**Items from a data source**

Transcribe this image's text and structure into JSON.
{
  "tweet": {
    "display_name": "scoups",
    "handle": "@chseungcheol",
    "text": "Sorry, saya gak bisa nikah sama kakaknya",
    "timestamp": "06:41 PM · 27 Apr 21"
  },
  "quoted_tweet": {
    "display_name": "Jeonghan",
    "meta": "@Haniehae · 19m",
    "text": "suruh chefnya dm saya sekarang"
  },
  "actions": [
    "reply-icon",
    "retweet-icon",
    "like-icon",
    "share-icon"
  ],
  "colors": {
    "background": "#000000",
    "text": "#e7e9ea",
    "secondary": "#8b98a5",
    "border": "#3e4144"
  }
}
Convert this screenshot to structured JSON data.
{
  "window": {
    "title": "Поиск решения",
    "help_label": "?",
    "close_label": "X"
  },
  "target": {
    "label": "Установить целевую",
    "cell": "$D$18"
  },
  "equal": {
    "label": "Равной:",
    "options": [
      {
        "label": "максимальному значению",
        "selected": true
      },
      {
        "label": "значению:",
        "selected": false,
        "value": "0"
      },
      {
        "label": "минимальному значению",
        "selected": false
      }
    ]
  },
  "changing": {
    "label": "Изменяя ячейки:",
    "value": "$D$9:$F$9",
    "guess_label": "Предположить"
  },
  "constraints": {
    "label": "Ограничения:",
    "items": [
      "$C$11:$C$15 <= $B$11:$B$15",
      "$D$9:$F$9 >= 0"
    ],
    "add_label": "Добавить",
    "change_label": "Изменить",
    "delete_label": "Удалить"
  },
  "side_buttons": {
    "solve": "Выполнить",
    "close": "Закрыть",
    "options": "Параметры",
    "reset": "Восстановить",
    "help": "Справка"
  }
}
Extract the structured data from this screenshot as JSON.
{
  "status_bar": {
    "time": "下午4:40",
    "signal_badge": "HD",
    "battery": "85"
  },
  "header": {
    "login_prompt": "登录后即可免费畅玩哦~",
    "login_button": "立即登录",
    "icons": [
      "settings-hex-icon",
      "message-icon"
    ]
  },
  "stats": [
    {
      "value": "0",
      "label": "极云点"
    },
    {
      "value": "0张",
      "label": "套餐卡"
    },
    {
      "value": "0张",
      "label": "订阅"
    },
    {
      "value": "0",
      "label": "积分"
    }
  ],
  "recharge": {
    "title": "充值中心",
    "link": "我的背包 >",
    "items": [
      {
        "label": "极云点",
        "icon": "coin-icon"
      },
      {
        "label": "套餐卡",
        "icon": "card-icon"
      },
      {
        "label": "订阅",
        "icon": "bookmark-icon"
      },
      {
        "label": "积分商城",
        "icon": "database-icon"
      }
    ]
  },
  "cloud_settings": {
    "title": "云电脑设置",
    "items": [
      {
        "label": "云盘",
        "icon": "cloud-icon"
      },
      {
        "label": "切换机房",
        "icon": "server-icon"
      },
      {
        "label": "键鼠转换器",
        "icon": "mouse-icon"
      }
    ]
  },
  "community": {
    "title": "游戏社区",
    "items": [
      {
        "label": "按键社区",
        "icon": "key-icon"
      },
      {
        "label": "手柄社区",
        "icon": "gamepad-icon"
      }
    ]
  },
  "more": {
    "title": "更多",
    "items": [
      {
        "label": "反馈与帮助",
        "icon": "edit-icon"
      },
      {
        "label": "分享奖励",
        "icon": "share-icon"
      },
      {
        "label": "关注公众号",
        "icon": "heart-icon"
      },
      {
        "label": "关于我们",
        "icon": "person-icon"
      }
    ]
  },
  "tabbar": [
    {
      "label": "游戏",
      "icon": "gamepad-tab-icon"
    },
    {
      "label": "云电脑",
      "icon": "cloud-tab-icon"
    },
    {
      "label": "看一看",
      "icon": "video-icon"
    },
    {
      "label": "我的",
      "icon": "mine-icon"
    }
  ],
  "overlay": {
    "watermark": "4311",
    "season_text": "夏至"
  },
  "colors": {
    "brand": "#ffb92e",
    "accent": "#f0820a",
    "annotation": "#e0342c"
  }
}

**Exercise**
Copy out the full material exactly as it appears.

**Solution below**
Transcribe this image's text and structure into JSON.
{
  "tweet": {
    "display_name": "scoups",
    "handle": "@chseungcheol",
    "text": "Sorry, saya gak bisa nikah sama kakaknya",
    "timestamp": "06:41 PM · 27 Apr 21"
  },
  "quoted_tweet": {
    "display_name": "Jeonghan",
    "meta": "@Haniehae · 19m",
    "text": "suruh chefnya dm saya sekarang"
  },
  "actions": [
    "reply-icon",
    "retweet-icon",
    "like-icon",
    "share-icon"
  ],
  "colors": {
    "background": "#000000",
    "text": "#e7e9ea",
    "secondary": "#8b98a5",
    "border": "#3e4144"
  }
}
Convert this screenshot to structured JSON data.
{
  "window": {
    "title": "Поиск решения",
    "help_label": "?",
    "close_label": "X"
  },
  "target": {
    "label": "Установить целевую",
    "cell": "$D$18"
  },
  "equal": {
    "label": "Равной:",
    "options": [
      {
        "label": "максимальному значению",
        "selected": true
      },
      {
        "label": "значению:",
        "selected": false,
        "value": "0"
      },
      {
        "label": "минимальному значению",
        "selected": false
      }
    ]
  },
  "changing": {
    "label": "Изменяя ячейки:",
    "value": "$D$9:$F$9",
    "guess_label": "Предположить"
  },
  "constraints": {
    "label": "Ограничения:",
    "items": [
      "$C$11:$C$15 <= $B$11:$B$15",
      "$D$9:$F$9 >= 0"
    ],
    "add_label": "Добавить",
    "change_label": "Изменить",
    "delete_label": "Удалить"
  },
  "side_buttons": {
    "solve": "Выполнить",
    "close": "Закрыть",
    "options": "Параметры",
    "reset": "Восстановить",
    "help": "Справка"
  }
}
Extract the structured data from this screenshot as JSON.
{
  "status_bar": {
    "time": "下午4:40",
    "signal_badge": "HD",
    "battery": "85"
  },
  "header": {
    "login_prompt": "登录后即可免费畅玩哦~",
    "login_button": "立即登录",
    "icons": [
      "settings-hex-icon",
      "message-icon"
    ]
  },
  "stats": [
    {
      "value": "0",
      "label": "极云点"
    },
    {
      "value": "0张",
      "label": "套餐卡"
    },
    {
      "value": "0张",
      "label": "订阅"
    },
    {
      "value": "0",
      "label": "积分"
    }
  ],
  "recharge": {
    "title": "充值中心",
    "link": "我的背包 >",
    "items": [
      {
        "label": "极云点",
        "icon": "coin-icon"
      },
      {
        "label": "套餐卡",
        "icon": "card-icon"
      },
      {
        "label": "订阅",
        "icon": "bookmark-icon"
      },
      {
        "label": "积分商城",
        "icon": "database-icon"
      }
    ]
  },
  "cloud_settings": {
    "title": "云电脑设置",
    "items": [
      {
        "label": "云盘",
        "icon": "cloud-icon"
      },
      {
        "label": "切换机房",
        "icon": "server-icon"
      },
      {
        "label": "键鼠转换器",
        "icon": "mouse-icon"
      }
    ]
  },
  "community": {
    "title": "游戏社区",
    "items": [
      {
        "label": "按键社区",
        "icon": "key-icon"
      },
      {
        "label": "手柄社区",
        "icon": "gamepad-icon"
      }
    ]
  },
  "more": {
    "title": "更多",
    "items": [
      {
        "label": "反馈与帮助",
        "icon": "edit-icon"
      },
      {
        "label": "分享奖励",
        "icon": "share-icon"
      },
      {
        "label": "关注公众号",
        "icon": "heart-icon"
      },
      {
        "label": "关于我们",
        "icon": "person-icon"
      }
    ]
  },
  "tabbar": [
    {
      "label": "游戏",
      "icon": "gamepad-tab-icon"
    },
    {
      "label": "云电脑",
      "icon": "cloud-tab-icon"
    },
    {
      "label": "看一看",
      "icon": "video-icon"
    },
    {
      "label": "我的",
      "icon": "mine-icon"
    }
  ],
  "overlay": {
    "watermark": "4311",
    "season_text": "夏至"
  },
  "colors": {
    "brand": "#ffb92e",
    "accent": "#f0820a",
    "annotation": "#e0342c"
  }
}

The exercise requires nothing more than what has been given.